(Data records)
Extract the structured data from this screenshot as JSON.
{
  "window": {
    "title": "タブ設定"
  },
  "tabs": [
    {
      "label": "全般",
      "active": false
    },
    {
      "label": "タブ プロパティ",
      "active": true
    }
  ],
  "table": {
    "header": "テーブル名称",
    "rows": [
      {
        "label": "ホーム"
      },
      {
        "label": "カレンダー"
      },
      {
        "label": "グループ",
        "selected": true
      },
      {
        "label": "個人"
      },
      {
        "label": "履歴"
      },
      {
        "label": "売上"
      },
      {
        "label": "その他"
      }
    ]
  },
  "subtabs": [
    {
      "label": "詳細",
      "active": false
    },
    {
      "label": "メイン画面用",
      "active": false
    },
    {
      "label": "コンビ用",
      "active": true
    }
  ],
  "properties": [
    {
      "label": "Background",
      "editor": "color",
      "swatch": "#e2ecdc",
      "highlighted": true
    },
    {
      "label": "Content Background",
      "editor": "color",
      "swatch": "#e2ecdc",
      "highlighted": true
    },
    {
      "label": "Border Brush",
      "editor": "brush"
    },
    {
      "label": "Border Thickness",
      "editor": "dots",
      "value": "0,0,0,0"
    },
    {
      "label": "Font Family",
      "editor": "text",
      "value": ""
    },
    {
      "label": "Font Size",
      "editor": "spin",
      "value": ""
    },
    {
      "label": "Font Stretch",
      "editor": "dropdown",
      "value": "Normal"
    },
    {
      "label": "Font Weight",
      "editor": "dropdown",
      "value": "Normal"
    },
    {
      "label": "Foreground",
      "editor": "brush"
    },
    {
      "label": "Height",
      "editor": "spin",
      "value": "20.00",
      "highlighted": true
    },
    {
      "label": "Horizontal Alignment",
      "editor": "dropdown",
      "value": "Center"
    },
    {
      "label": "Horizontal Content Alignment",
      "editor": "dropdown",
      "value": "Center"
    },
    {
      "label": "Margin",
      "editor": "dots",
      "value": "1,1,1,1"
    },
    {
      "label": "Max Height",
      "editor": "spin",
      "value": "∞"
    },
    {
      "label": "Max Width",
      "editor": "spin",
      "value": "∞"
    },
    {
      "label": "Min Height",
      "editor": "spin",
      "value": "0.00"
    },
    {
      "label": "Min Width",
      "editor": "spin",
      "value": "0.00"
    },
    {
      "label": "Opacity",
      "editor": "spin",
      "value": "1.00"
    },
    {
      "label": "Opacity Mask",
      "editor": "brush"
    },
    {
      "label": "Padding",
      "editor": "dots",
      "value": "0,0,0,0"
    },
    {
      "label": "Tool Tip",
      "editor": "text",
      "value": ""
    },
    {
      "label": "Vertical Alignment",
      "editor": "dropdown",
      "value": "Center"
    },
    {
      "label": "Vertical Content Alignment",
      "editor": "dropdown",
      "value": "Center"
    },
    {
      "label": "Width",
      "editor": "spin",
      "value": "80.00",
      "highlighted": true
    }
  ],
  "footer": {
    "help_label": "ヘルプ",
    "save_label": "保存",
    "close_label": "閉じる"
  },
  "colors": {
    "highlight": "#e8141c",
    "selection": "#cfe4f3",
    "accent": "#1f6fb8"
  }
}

▶ _Exercise_:
Repeat the material from above exactly, word for word.

▶ _Correct response_:
Extract the structured data from this screenshot as JSON.
{
  "window": {
    "title": "タブ設定"
  },
  "tabs": [
    {
      "label": "全般",
      "active": false
    },
    {
      "label": "タブ プロパティ",
      "active": true
    }
  ],
  "table": {
    "header": "テーブル名称",
    "rows": [
      {
        "label": "ホーム"
      },
      {
        "label": "カレンダー"
      },
      {
        "label": "グループ",
        "selected": true
      },
      {
        "label": "個人"
      },
      {
        "label": "履歴"
      },
      {
        "label": "売上"
      },
      {
        "label": "その他"
      }
    ]
  },
  "subtabs": [
    {
      "label": "詳細",
      "active": false
    },
    {
      "label": "メイン画面用",
      "active": false
    },
    {
      "label": "コンビ用",
      "active": true
    }
  ],
  "properties": [
    {
      "label": "Background",
      "editor": "color",
      "swatch": "#e2ecdc",
      "highlighted": true
    },
    {
      "label": "Content Background",
      "editor": "color",
      "swatch": "#e2ecdc",
      "highlighted": true
    },
    {
      "label": "Border Brush",
      "editor": "brush"
    },
    {
      "label": "Border Thickness",
      "editor": "dots",
      "value": "0,0,0,0"
    },
    {
      "label": "Font Family",
      "editor": "text",
      "value": ""
    },
    {
      "label": "Font Size",
      "editor": "spin",
      "value": ""
    },
    {
      "label": "Font Stretch",
      "editor": "dropdown",
      "value": "Normal"
    },
    {
      "label": "Font Weight",
      "editor": "dropdown",
      "value": "Normal"
    },
    {
      "label": "Foreground",
      "editor": "brush"
    },
    {
      "label": "Height",
      "editor": "spin",
      "value": "20.00",
      "highlighted": true
    },
    {
      "label": "Horizontal Alignment",
      "editor": "dropdown",
      "value": "Center"
    },
    {
      "label": "Horizontal Content Alignment",
      "editor": "dropdown",
      "value": "Center"
    },
    {
      "label": "Margin",
      "editor": "dots",
      "value": "1,1,1,1"
    },
    {
      "label": "Max Height",
      "editor": "spin",
      "value": "∞"
    },
    {
      "label": "Max Width",
      "editor": "spin",
      "value": "∞"
    },
    {
      "label": "Min Height",
      "editor": "spin",
      "value": "0.00"
    },
    {
      "label": "Min Width",
      "editor": "spin",
      "value": "0.00"
    },
    {
      "label": "Opacity",
      "editor": "spin",
      "value": "1.00"
    },
    {
      "label": "Opacity Mask",
      "editor": "brush"
    },
    {
      "label": "Padding",
      "editor": "dots",
      "value": "0,0,0,0"
    },
    {
      "label": "Tool Tip",
      "editor": "text",
      "value": ""
    },
    {
      "label": "Vertical Alignment",
      "editor": "dropdown",
      "value": "Center"
    },
    {
      "label": "Vertical Content Alignment",
      "editor": "dropdown",
      "value": "Center"
    },
    {
      "label": "Width",
      "editor": "spin",
      "value": "80.00",
      "highlighted": true
    }
  ],
  "footer": {
    "help_label": "ヘルプ",
    "save_label": "保存",
    "close_label": "閉じる"
  },
  "colors": {
    "highlight": "#e8141c",
    "selection": "#cfe4f3",
    "accent": "#1f6fb8"
  }
}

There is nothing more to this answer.